■ Source ■
There’s something magical about a train trip.
And I don’t mean those touristy rides on old-fashioned narrow-gage tracks or rides that use antique steam engines and depart from locales such Durango or Dollywood. These routes are merely circular fantasies that embark from and return to the same point and whose “passengers” are vacationers.
The main purpose here is to experience a recreation of what once was, a time when trains formed the main transportation that bound together this vast country. Don’t get me wrong, they’re magical too but in a “Disney” sort of way.
No, I mean an authentic railway experience — one on which passengers use the rails to get to and from a specific destination; ordinary people utilizing the train as a means of transportation and not necessarily an avenue for entertainment.
Although certainly enjoyment of train travel is part of the trip.
That’s the secret of travel on the many Amtrak routes that cater to passengers with a yen for experiencing these trains’ unique combination that allows riders the benefit of tremendously relaxed travel while enjoying some of the best scenery this country has to offer.
Indeed, there’s no shortage of specialized Amtrak routes that give passengers spectacular scenery and ease of travel at an affordable cost.
Consider, for example, the Southwest Chef that takes passengers from Chicago to Los Angeles via the picturesque rock-filled countryside surrounding Albuquerque and Flagstaff. Or the Adirondack line that transports riders through Montreal and Saratoga Springs on the way to New York.
These are trains that invite you to slow your normally hectic pace of life while marveling at the scenery passing by the car’s windows. The reduced pace also allows passengers to get to know the wide variety of people sharing the adventure with them.
I’d never taken one of these Amtrak trains before so when I had the chance, I jumped at it. In California for a post-holiday visit with relatives, I had to consider how to return to Portland for a flight home.
My options were to take a $400 flight from a small town in Northern California to Portland, to rent a car for an equally expensive one-way trip to that same city, or to take an approximately $70 train ride that leisurely passed through the stunning snow-capped Cascade Range of mountains.
It didn’t take much thought before I called Amtrak to book a ticket on the Coastal Starlight.
The entire route spans the Western Seaboard from Los Angeles to Seattle. Although much of the southern part of the route skips along the scenic coast, once the train gets to San Francisco, it veers inland through mountainous snow-covered mountains until it reaches its northernmost terminus.

■ The request ■
Write the next few paragraphs of the Amtrak travel essay above, starting right after its final sentence.

■ Dataset ■
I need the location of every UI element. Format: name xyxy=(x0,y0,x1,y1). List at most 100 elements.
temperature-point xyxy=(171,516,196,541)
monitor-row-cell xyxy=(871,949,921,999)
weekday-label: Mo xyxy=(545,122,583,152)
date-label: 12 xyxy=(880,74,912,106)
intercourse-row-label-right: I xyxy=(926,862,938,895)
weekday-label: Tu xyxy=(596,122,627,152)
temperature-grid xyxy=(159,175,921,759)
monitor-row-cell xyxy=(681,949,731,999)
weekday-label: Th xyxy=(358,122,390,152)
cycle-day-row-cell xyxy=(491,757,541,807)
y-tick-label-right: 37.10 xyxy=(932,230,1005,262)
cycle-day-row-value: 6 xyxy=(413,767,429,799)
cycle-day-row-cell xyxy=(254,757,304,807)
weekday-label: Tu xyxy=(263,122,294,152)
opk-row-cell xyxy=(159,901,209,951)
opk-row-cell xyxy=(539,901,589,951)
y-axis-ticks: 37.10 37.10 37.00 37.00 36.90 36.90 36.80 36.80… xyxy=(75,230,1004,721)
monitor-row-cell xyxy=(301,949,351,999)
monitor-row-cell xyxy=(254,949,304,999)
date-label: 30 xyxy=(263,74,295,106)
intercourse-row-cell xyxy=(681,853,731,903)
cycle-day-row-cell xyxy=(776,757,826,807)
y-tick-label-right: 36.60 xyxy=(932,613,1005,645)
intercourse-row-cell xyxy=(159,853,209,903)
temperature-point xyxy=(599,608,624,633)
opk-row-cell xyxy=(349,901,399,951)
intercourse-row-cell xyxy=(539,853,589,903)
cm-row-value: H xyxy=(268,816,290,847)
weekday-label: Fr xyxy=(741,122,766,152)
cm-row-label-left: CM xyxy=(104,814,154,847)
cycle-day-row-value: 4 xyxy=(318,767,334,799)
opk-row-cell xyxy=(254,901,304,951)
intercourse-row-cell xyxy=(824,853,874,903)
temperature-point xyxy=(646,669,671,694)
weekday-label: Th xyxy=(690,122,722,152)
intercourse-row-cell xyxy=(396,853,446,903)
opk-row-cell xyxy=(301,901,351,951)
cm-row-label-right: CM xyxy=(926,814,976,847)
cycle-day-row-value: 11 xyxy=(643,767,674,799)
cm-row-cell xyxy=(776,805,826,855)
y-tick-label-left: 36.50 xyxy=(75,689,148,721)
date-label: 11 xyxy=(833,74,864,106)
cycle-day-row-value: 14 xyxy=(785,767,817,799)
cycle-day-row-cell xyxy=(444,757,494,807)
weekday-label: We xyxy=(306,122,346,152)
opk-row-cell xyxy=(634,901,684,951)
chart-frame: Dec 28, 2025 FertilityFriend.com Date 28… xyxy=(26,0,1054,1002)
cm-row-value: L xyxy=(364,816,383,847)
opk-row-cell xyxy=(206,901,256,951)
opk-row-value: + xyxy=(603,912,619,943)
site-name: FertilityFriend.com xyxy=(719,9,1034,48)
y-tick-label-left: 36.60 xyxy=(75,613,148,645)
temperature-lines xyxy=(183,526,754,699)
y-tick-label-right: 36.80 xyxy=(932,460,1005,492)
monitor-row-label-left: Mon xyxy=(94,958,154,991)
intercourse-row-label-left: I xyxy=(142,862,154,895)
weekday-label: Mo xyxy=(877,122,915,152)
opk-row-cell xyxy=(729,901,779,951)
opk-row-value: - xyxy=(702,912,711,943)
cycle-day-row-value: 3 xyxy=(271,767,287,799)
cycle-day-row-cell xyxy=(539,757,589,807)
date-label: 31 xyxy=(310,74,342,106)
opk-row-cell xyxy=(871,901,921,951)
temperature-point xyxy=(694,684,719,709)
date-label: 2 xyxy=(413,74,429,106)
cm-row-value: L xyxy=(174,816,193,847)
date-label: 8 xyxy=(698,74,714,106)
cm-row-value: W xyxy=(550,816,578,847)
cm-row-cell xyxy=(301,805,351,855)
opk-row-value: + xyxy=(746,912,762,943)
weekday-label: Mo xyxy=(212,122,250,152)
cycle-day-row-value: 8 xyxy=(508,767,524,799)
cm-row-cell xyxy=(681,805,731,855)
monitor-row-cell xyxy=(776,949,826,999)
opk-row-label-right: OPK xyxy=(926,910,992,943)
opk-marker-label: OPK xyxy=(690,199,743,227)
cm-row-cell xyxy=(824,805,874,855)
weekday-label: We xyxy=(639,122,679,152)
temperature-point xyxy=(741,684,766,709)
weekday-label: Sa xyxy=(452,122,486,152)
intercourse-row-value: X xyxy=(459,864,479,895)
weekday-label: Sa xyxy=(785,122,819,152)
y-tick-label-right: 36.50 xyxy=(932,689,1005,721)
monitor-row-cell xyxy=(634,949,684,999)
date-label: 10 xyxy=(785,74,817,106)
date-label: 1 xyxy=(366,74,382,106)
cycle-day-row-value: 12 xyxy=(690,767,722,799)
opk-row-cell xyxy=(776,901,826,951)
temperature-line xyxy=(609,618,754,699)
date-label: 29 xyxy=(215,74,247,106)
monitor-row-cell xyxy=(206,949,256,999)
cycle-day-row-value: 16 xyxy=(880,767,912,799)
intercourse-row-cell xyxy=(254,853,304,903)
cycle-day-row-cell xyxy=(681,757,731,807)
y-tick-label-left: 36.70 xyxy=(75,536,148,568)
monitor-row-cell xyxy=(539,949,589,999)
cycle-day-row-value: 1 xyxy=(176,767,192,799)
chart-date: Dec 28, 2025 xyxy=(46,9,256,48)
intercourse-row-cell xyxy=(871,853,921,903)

■ Task result ■
I opted to pick up the train at Klamath Falls, Oregon, a city of 21,000 people located just over the California border. It promised to be a nearly continuous seven-hour ride punctuated by only a handful of stops.
By the time the train softly growled into the station, I was well primed to claim my seat. I had already been sitting at the station for a little over two hours as the Coastal Starlight was late, not an unusual occurrence I heard. On that day flash floods in Southern California delayed its trip.
I had purchased a “Business Class” seat for only a few more dollars than coach, made even more affordable by the senior fares that Amtrak offers. It’s a seating designation that allowed – among other things – free Wifi, a voucher for a meal, more comfortable seats and a chance to pick where I’d sit.
However, when I boarded I immediately hustled to the “Great Dome” car, where passengers are seated comfortably at tables. In this car a see-through ceiling covers half the car’s roof and large windows stretch from knee to shoulder level.
Within the first few minutes I’m rewarded for my decision to take the train. I first catch sight of a soaring bald eagle riding the air currents above a nearby lake and then, as the lake recedes and scattered ranches proliferate, a golden eagle floats overhead.
In fact the chance to settle back and stare out the abundant windows instead of concentrating on maneuvering a car is rewarded time and time again.
White-barked birch trees become interspersed with pines as the train gains altitude. Snow blankets the sides of the tracks and tops mountains that loom in the distance. We pass by rock-layered canyons in which giant white ribbons curl along the canyon floor, signifying the existence of snow-covered frozen streams.
It’s hard for me to take my eyes off the lovely scenery passing by although others, some who may have taken the trip numerous times, are engaged in other pursuits.
Two men work studiously on their computers at a table near me, a couple behind me talk softly about the wedding of a friend, people read, people play games. In a neighboring car, a man quietly strums a guitar and others sleep.
All the while the train gently sways and the iron rails grind quietly beneath its wheels. The whistle blows from the engine far in front when we approach crossings.
Soon, a uniformed steward passes through the car to take reservations for lunch and dinner. Those meals are served in an adjacent dining car and, while certainly not luxurious, the time is special by virtue of the fact that you’re seated with fellow passengers at a table, giving strangers a chance to share their train experiences.
I was seated, for example, with a college student from the Netherlands and a retired couple on their honeymoon whose trip had been booked to include a compartment in a sleeper car. We had a wonderful time sharing experiences and memories.
After lunch, the train passed through Eugene and the landscape became flatter, farms more numerous.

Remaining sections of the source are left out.